--- RECORD EXTRACTS ---

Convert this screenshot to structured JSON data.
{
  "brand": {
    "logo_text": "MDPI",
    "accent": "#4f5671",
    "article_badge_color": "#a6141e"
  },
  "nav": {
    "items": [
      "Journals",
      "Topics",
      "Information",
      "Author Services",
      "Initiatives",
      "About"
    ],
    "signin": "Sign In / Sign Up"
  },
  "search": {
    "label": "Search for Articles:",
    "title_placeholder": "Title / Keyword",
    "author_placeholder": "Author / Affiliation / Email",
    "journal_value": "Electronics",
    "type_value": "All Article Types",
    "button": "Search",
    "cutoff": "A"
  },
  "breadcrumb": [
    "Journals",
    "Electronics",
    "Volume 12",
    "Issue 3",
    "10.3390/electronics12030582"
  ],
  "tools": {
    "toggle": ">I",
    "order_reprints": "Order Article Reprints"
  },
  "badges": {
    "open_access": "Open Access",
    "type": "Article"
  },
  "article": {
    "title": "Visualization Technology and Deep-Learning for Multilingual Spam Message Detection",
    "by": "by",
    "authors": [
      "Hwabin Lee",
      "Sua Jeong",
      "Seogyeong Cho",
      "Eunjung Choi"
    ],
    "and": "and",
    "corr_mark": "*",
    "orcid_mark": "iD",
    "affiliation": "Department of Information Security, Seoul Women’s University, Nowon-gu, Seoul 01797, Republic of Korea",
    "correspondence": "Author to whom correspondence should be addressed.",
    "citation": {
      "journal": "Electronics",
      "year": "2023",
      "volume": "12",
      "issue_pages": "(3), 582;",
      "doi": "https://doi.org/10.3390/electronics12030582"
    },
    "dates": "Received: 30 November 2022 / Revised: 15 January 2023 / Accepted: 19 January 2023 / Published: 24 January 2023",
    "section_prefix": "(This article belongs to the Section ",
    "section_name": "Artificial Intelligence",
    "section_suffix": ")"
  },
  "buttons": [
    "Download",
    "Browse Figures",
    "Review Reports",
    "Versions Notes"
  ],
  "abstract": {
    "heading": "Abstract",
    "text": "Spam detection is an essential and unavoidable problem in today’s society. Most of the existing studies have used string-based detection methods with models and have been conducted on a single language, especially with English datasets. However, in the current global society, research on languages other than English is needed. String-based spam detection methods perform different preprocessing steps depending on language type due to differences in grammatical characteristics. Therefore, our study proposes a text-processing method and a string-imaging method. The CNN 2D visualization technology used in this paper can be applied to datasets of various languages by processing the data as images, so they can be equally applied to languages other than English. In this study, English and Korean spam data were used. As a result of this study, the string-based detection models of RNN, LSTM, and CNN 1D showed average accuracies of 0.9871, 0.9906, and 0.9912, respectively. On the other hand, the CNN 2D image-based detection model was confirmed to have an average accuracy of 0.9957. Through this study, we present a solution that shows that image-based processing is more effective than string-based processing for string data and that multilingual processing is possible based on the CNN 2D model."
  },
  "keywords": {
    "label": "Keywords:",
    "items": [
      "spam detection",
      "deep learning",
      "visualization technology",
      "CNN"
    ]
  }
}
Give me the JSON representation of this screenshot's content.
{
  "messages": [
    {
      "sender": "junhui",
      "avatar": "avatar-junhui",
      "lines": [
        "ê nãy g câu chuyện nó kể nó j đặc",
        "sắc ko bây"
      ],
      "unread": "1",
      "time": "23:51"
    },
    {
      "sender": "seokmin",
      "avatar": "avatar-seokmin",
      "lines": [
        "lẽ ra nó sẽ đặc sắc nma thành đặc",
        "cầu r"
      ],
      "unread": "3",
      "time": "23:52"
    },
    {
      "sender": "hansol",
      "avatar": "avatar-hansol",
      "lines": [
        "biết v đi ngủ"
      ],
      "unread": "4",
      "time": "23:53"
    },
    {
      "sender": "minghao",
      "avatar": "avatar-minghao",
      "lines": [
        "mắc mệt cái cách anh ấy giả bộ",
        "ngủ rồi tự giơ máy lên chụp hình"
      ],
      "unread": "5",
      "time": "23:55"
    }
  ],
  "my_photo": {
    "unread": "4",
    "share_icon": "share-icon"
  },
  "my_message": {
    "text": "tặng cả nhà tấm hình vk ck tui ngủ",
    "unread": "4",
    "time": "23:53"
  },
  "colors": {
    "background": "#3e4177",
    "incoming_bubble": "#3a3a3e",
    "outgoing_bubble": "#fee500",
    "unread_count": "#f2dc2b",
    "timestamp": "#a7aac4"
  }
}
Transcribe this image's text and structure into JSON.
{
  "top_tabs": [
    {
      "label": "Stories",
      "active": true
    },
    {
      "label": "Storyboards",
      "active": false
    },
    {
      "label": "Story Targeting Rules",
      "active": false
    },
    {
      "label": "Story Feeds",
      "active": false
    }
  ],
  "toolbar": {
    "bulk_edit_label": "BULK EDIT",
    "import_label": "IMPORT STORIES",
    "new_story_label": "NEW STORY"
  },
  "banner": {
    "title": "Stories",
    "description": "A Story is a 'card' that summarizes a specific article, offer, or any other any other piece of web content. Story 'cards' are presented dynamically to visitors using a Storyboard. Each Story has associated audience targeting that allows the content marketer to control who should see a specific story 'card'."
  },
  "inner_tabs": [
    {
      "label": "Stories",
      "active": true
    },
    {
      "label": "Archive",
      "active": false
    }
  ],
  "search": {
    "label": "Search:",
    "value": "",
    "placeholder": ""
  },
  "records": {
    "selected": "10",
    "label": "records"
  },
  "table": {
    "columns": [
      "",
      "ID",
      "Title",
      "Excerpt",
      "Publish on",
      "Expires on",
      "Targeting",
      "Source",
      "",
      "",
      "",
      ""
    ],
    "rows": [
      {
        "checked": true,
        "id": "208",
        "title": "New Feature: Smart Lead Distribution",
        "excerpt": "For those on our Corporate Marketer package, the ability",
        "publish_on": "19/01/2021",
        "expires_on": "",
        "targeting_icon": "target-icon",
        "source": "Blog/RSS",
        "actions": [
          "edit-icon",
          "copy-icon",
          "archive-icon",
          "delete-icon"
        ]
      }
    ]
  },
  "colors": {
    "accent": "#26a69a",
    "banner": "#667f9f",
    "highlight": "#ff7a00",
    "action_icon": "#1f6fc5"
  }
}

---

(EXERCISE GOAL) Retype all the records, matching them exactly.

(WRITTEN ANSWER)
Convert this screenshot to structured JSON data.
{
  "brand": {
    "logo_text": "MDPI",
    "accent": "#4f5671",
    "article_badge_color": "#a6141e"
  },
  "nav": {
    "items": [
      "Journals",
      "Topics",
      "Information",
      "Author Services",
      "Initiatives",
      "About"
    ],
    "signin": "Sign In / Sign Up"
  },
  "search": {
    "label": "Search for Articles:",
    "title_placeholder": "Title / Keyword",
    "author_placeholder": "Author / Affiliation / Email",
    "journal_value": "Electronics",
    "type_value": "All Article Types",
    "button": "Search",
    "cutoff": "A"
  },
  "breadcrumb": [
    "Journals",
    "Electronics",
    "Volume 12",
    "Issue 3",
    "10.3390/electronics12030582"
  ],
  "tools": {
    "toggle": ">I",
    "order_reprints": "Order Article Reprints"
  },
  "badges": {
    "open_access": "Open Access",
    "type": "Article"
  },
  "article": {
    "title": "Visualization Technology and Deep-Learning for Multilingual Spam Message Detection",
    "by": "by",
    "authors": [
      "Hwabin Lee",
      "Sua Jeong",
      "Seogyeong Cho",
      "Eunjung Choi"
    ],
    "and": "and",
    "corr_mark": "*",
    "orcid_mark": "iD",
    "affiliation": "Department of Information Security, Seoul Women’s University, Nowon-gu, Seoul 01797, Republic of Korea",
    "correspondence": "Author to whom correspondence should be addressed.",
    "citation": {
      "journal": "Electronics",
      "year": "2023",
      "volume": "12",
      "issue_pages": "(3), 582;",
      "doi": "https://doi.org/10.3390/electronics12030582"
    },
    "dates": "Received: 30 November 2022 / Revised: 15 January 2023 / Accepted: 19 January 2023 / Published: 24 January 2023",
    "section_prefix": "(This article belongs to the Section ",
    "section_name": "Artificial Intelligence",
    "section_suffix": ")"
  },
  "buttons": [
    "Download",
    "Browse Figures",
    "Review Reports",
    "Versions Notes"
  ],
  "abstract": {
    "heading": "Abstract",
    "text": "Spam detection is an essential and unavoidable problem in today’s society. Most of the existing studies have used string-based detection methods with models and have been conducted on a single language, especially with English datasets. However, in the current global society, research on languages other than English is needed. String-based spam detection methods perform different preprocessing steps depending on language type due to differences in grammatical characteristics. Therefore, our study proposes a text-processing method and a string-imaging method. The CNN 2D visualization technology used in this paper can be applied to datasets of various languages by processing the data as images, so they can be equally applied to languages other than English. In this study, English and Korean spam data were used. As a result of this study, the string-based detection models of RNN, LSTM, and CNN 1D showed average accuracies of 0.9871, 0.9906, and 0.9912, respectively. On the other hand, the CNN 2D image-based detection model was confirmed to have an average accuracy of 0.9957. Through this study, we present a solution that shows that image-based processing is more effective than string-based processing for string data and that multilingual processing is possible based on the CNN 2D model."
  },
  "keywords": {
    "label": "Keywords:",
    "items": [
      "spam detection",
      "deep learning",
      "visualization technology",
      "CNN"
    ]
  }
}
Give me the JSON representation of this screenshot's content.
{
  "messages": [
    {
      "sender": "junhui",
      "avatar": "avatar-junhui",
      "lines": [
        "ê nãy g câu chuyện nó kể nó j đặc",
        "sắc ko bây"
      ],
      "unread": "1",
      "time": "23:51"
    },
    {
      "sender": "seokmin",
      "avatar": "avatar-seokmin",
      "lines": [
        "lẽ ra nó sẽ đặc sắc nma thành đặc",
        "cầu r"
      ],
      "unread": "3",
      "time": "23:52"
    },
    {
      "sender": "hansol",
      "avatar": "avatar-hansol",
      "lines": [
        "biết v đi ngủ"
      ],
      "unread": "4",
      "time": "23:53"
    },
    {
      "sender": "minghao",
      "avatar": "avatar-minghao",
      "lines": [
        "mắc mệt cái cách anh ấy giả bộ",
        "ngủ rồi tự giơ máy lên chụp hình"
      ],
      "unread": "5",
      "time": "23:55"
    }
  ],
  "my_photo": {
    "unread": "4",
    "share_icon": "share-icon"
  },
  "my_message": {
    "text": "tặng cả nhà tấm hình vk ck tui ngủ",
    "unread": "4",
    "time": "23:53"
  },
  "colors": {
    "background": "#3e4177",
    "incoming_bubble": "#3a3a3e",
    "outgoing_bubble": "#fee500",
    "unread_count": "#f2dc2b",
    "timestamp": "#a7aac4"
  }
}
Transcribe this image's text and structure into JSON.
{
  "top_tabs": [
    {
      "label": "Stories",
      "active": true
    },
    {
      "label": "Storyboards",
      "active": false
    },
    {
      "label": "Story Targeting Rules",
      "active": false
    },
    {
      "label": "Story Feeds",
      "active": false
    }
  ],
  "toolbar": {
    "bulk_edit_label": "BULK EDIT",
    "import_label": "IMPORT STORIES",
    "new_story_label": "NEW STORY"
  },
  "banner": {
    "title": "Stories",
    "description": "A Story is a 'card' that summarizes a specific article, offer, or any other any other piece of web content. Story 'cards' are presented dynamically to visitors using a Storyboard. Each Story has associated audience targeting that allows the content marketer to control who should see a specific story 'card'."
  },
  "inner_tabs": [
    {
      "label": "Stories",
      "active": true
    },
    {
      "label": "Archive",
      "active": false
    }
  ],
  "search": {
    "label": "Search:",
    "value": "",
    "placeholder": ""
  },
  "records": {
    "selected": "10",
    "label": "records"
  },
  "table": {
    "columns": [
      "",
      "ID",
      "Title",
      "Excerpt",
      "Publish on",
      "Expires on",
      "Targeting",
      "Source",
      "",
      "",
      "",
      ""
    ],
    "rows": [
      {
        "checked": true,
        "id": "208",
        "title": "New Feature: Smart Lead Distribution",
        "excerpt": "For those on our Corporate Marketer package, the ability",
        "publish_on": "19/01/2021",
        "expires_on": "",
        "targeting_icon": "target-icon",
        "source": "Blog/RSS",
        "actions": [
          "edit-icon",
          "copy-icon",
          "archive-icon",
          "delete-icon"
        ]
      }
    ]
  },
  "colors": {
    "accent": "#26a69a",
    "banner": "#667f9f",
    "highlight": "#ff7a00",
    "action_icon": "#1f6fc5"
  }
}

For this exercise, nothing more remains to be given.